**EXERCISE TASK:** Find each line containing the string "this". Copy it.

──────── DATA EXTRACT

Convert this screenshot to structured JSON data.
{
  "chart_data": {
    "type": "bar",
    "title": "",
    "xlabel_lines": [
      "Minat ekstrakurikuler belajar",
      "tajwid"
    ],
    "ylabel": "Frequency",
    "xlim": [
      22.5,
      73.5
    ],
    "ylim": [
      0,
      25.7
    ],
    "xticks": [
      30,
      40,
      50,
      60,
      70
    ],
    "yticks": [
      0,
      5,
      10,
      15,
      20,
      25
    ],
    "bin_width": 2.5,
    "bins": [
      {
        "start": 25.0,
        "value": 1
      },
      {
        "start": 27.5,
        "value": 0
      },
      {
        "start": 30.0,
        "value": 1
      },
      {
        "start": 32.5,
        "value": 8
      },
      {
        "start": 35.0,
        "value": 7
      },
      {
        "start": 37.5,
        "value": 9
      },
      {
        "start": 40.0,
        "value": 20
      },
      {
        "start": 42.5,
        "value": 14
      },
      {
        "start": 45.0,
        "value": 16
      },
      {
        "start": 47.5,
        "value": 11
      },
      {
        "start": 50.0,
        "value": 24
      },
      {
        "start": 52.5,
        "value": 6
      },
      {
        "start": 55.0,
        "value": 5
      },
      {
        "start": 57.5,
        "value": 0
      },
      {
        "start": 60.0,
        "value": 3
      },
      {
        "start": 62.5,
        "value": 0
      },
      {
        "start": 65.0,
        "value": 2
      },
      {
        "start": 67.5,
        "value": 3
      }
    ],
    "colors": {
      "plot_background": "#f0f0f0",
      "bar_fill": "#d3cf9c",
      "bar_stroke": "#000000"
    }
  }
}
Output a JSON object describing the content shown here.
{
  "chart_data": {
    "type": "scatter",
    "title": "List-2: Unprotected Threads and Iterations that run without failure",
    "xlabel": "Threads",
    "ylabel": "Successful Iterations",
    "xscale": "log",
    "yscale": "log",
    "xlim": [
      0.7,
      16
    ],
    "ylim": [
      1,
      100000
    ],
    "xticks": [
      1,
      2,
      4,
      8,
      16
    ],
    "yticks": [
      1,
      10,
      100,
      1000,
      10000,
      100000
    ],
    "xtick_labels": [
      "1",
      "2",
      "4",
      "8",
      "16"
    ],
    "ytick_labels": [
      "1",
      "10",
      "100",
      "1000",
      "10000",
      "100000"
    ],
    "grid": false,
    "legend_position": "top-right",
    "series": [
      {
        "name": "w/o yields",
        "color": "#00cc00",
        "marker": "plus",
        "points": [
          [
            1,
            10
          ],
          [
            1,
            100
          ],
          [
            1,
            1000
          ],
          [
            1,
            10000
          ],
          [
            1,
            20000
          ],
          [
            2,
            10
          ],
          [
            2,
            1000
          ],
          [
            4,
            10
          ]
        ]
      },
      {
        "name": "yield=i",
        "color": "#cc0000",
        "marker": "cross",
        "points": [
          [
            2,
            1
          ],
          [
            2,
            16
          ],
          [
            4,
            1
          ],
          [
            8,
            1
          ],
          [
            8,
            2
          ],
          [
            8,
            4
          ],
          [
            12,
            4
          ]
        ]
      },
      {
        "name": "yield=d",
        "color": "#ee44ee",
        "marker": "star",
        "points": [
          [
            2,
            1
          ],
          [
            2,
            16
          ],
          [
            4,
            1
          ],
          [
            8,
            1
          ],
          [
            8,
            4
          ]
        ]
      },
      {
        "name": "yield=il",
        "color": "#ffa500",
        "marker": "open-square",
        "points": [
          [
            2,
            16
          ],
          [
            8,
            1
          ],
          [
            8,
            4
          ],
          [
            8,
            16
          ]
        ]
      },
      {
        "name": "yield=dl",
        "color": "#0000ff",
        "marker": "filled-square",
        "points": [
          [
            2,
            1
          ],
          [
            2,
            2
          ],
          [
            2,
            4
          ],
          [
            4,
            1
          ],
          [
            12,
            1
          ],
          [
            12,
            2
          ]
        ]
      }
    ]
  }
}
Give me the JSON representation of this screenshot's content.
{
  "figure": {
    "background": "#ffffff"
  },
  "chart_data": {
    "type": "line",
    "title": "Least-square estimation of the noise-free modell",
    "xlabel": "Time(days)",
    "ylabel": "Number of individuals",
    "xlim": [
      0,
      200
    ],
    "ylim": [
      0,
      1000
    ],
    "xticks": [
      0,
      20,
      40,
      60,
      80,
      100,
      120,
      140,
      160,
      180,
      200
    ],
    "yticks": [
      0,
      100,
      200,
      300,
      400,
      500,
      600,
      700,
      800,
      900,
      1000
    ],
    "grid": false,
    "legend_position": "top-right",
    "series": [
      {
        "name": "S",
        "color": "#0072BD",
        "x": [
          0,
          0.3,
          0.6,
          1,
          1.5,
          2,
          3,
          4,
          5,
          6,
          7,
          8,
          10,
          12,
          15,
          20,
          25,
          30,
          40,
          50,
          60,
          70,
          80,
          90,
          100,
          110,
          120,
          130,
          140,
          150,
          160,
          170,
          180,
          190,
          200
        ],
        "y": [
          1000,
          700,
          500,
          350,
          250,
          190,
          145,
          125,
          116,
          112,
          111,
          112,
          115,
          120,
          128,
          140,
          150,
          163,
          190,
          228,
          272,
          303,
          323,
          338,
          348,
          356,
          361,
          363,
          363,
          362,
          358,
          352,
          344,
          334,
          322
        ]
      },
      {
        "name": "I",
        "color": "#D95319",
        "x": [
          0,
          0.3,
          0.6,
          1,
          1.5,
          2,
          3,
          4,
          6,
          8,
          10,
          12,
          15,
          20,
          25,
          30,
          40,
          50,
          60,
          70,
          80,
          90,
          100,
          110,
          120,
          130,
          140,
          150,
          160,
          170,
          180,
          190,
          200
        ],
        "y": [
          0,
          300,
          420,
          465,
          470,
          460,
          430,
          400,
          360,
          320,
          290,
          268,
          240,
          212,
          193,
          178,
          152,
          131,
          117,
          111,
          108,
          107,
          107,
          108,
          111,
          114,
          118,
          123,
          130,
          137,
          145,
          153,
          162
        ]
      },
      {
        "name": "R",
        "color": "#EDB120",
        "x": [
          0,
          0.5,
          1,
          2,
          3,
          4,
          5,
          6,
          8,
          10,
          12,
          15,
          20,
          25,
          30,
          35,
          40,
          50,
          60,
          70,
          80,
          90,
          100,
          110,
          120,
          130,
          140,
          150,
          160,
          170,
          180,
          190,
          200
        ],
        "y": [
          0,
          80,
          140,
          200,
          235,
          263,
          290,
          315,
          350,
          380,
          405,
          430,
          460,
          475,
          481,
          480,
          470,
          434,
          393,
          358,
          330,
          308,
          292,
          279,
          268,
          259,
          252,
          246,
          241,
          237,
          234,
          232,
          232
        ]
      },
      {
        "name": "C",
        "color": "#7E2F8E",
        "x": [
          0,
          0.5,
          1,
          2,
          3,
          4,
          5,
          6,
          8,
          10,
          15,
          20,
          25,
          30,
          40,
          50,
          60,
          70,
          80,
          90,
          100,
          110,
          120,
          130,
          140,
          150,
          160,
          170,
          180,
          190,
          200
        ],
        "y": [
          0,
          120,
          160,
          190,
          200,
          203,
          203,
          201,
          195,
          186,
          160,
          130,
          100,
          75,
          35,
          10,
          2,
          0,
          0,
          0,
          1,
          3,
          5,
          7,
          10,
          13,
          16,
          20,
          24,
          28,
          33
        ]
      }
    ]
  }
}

────────────────

**ANSWER TO THE TASK:**
Convert this screenshot to structured JSON data.
Give me the JSON representation of this screenshot's content.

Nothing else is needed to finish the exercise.